#### [Work instructions]
Every line of the material is to be repeated exactly as it stands.
** begin Records for this task **
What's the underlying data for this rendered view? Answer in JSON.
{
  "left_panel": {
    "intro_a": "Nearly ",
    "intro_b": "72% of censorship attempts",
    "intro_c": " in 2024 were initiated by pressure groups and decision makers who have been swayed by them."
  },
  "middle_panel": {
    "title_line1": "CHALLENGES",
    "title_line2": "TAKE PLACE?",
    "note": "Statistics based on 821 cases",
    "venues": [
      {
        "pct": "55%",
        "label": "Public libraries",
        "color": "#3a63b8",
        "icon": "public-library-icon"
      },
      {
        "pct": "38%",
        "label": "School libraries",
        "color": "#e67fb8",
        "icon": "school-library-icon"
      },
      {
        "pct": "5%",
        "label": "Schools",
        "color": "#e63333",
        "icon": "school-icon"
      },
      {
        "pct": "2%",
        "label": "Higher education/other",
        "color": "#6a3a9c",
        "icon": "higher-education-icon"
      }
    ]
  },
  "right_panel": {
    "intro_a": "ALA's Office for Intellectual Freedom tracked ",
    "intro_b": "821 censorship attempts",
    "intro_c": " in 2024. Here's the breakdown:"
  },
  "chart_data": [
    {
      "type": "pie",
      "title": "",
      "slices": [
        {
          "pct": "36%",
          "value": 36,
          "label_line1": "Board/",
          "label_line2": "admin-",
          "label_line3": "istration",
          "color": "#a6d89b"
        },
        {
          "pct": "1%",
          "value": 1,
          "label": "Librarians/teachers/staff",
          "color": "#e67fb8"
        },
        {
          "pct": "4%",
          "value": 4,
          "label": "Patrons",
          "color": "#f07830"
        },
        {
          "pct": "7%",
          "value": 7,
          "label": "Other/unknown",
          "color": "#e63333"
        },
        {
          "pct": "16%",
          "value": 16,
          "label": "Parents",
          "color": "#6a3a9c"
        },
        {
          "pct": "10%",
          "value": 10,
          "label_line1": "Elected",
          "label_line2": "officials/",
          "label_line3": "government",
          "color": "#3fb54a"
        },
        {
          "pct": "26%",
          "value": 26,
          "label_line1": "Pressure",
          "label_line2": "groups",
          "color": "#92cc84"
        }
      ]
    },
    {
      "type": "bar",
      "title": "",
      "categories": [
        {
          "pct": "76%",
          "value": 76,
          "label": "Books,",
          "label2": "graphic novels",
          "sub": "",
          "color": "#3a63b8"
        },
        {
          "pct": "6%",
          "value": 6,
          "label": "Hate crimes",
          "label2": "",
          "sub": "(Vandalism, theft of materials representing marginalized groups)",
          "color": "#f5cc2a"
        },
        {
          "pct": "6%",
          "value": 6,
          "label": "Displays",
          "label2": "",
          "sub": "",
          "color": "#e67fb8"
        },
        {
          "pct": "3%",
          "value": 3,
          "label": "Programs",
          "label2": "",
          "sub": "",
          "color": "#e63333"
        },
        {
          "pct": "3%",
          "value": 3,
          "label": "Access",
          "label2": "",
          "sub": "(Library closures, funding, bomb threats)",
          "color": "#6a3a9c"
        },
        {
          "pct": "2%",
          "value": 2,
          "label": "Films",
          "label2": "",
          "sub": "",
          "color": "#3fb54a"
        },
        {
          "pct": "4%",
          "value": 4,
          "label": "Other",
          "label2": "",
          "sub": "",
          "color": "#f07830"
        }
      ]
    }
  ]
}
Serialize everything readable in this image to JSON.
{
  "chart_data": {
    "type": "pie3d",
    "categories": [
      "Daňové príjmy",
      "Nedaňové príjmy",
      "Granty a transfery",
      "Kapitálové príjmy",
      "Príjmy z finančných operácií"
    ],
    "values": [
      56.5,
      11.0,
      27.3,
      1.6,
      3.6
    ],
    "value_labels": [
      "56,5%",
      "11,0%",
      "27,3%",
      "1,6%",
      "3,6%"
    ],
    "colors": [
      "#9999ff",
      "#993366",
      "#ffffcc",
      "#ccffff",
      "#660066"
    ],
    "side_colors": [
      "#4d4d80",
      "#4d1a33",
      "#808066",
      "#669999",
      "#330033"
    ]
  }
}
** end Records for this task **
#### [Full solution]
What's the underlying data for this rendered view? Answer in JSON.
{
  "left_panel": {
    "intro_a": "Nearly ",
    "intro_b": "72% of censorship attempts",
    "intro_c": " in 2024 were initiated by pressure groups and decision makers who have been swayed by them."
  },
  "middle_panel": {
    "title_line1": "CHALLENGES",
    "title_line2": "TAKE PLACE?",
    "note": "Statistics based on 821 cases",
    "venues": [
      {
        "pct": "55%",
        "label": "Public libraries",
        "color": "#3a63b8",
        "icon": "public-library-icon"
      },
      {
        "pct": "38%",
        "label": "School libraries",
        "color": "#e67fb8",
        "icon": "school-library-icon"
      },
      {
        "pct": "5%",
        "label": "Schools",
        "color": "#e63333",
        "icon": "school-icon"
      },
      {
        "pct": "2%",
        "label": "Higher education/other",
        "color": "#6a3a9c",
        "icon": "higher-education-icon"
      }
    ]
  },
  "right_panel": {
    "intro_a": "ALA's Office for Intellectual Freedom tracked ",
    "intro_b": "821 censorship attempts",
    "intro_c": " in 2024. Here's the breakdown:"
  },
  "chart_data": [
    {
      "type": "pie",
      "title": "",
      "slices": [
        {
          "pct": "36%",
          "value": 36,
          "label_line1": "Board/",
          "label_line2": "admin-",
          "label_line3": "istration",
          "color": "#a6d89b"
        },
        {
          "pct": "1%",
          "value": 1,
          "label": "Librarians/teachers/staff",
          "color": "#e67fb8"
        },
        {
          "pct": "4%",
          "value": 4,
          "label": "Patrons",
          "color": "#f07830"
        },
        {
          "pct": "7%",
          "value": 7,
          "label": "Other/unknown",
          "color": "#e63333"
        },
        {
          "pct": "16%",
          "value": 16,
          "label": "Parents",
          "color": "#6a3a9c"
        },
        {
          "pct": "10%",
          "value": 10,
          "label_line1": "Elected",
          "label_line2": "officials/",
          "label_line3": "government",
          "color": "#3fb54a"
        },
        {
          "pct": "26%",
          "value": 26,
          "label_line1": "Pressure",
          "label_line2": "groups",
          "color": "#92cc84"
        }
      ]
    },
    {
      "type": "bar",
      "title": "",
      "categories": [
        {
          "pct": "76%",
          "value": 76,
          "label": "Books,",
          "label2": "graphic novels",
          "sub": "",
          "color": "#3a63b8"
        },
        {
          "pct": "6%",
          "value": 6,
          "label": "Hate crimes",
          "label2": "",
          "sub": "(Vandalism, theft of materials representing marginalized groups)",
          "color": "#f5cc2a"
        },
        {
          "pct": "6%",
          "value": 6,
          "label": "Displays",
          "label2": "",
          "sub": "",
          "color": "#e67fb8"
        },
        {
          "pct": "3%",
          "value": 3,
          "label": "Programs",
          "label2": "",
          "sub": "",
          "color": "#e63333"
        },
        {
          "pct": "3%",
          "value": 3,
          "label": "Access",
          "label2": "",
          "sub": "(Library closures, funding, bomb threats)",
          "color": "#6a3a9c"
        },
        {
          "pct": "2%",
          "value": 2,
          "label": "Films",
          "label2": "",
          "sub": "",
          "color": "#3fb54a"
        },
        {
          "pct": "4%",
          "value": 4,
          "label": "Other",
          "label2": "",
          "sub": "",
          "color": "#f07830"
        }
      ]
    }
  ]
}
Serialize everything readable in this image to JSON.
{
  "chart_data": {
    "type": "pie3d",
    "categories": [
      "Daňové príjmy",
      "Nedaňové príjmy",
      "Granty a transfery",
      "Kapitálové príjmy",
      "Príjmy z finančných operácií"
    ],
    "values": [
      56.5,
      11.0,
      27.3,
      1.6,
      3.6
    ],
    "value_labels": [
      "56,5%",
      "11,0%",
      "27,3%",
      "1,6%",
      "3,6%"
    ],
    "colors": [
      "#9999ff",
      "#993366",
      "#ffffcc",
      "#ccffff",
      "#660066"
    ],
    "side_colors": [
      "#4d4d80",
      "#4d1a33",
      "#808066",
      "#669999",
      "#330033"
    ]
  }
}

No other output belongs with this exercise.